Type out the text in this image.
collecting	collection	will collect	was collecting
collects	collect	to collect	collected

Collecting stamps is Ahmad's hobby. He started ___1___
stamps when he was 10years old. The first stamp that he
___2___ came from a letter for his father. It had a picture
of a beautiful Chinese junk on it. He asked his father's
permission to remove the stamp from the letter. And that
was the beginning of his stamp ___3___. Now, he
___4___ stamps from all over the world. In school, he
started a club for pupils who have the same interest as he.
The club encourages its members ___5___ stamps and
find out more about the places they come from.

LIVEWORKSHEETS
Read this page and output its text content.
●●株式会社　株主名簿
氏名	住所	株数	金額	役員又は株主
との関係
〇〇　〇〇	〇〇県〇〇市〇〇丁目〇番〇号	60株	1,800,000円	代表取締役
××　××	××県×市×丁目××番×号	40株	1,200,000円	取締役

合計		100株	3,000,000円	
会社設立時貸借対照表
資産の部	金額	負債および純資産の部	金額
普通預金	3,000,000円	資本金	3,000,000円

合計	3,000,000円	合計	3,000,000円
^^^^^^^^^^^^^^^^
Go through the listing and print each line exactly as it appears.

◆ EXERCISE RESPONSE:
Type out the text in this image.
collecting	collection	will collect	was collecting
collects	collect	to collect	collected

Collecting stamps is Ahmad's hobby. He started ___1___
stamps when he was 10years old. The first stamp that he
___2___ came from a letter for his father. It had a picture
of a beautiful Chinese junk on it. He asked his father's
permission to remove the stamp from the letter. And that
was the beginning of his stamp ___3___. Now, he
___4___ stamps from all over the world. In school, he
started a club for pupils who have the same interest as he.
The club encourages its members ___5___ stamps and
find out more about the places they come from.

LIVEWORKSHEETS
Read this page and output its text content.
●●株式会社　株主名簿
氏名	住所	株数	金額	役員又は株主
との関係
〇〇　〇〇	〇〇県〇〇市〇〇丁目〇番〇号	60株	1,800,000円	代表取締役
××　××	××県×市×丁目××番×号	40株	1,200,000円	取締役

合計		100株	3,000,000円	
会社設立時貸借対照表
資産の部	金額	負債および純資産の部	金額
普通預金	3,000,000円	資本金	3,000,000円

合計	3,000,000円	合計	3,000,000円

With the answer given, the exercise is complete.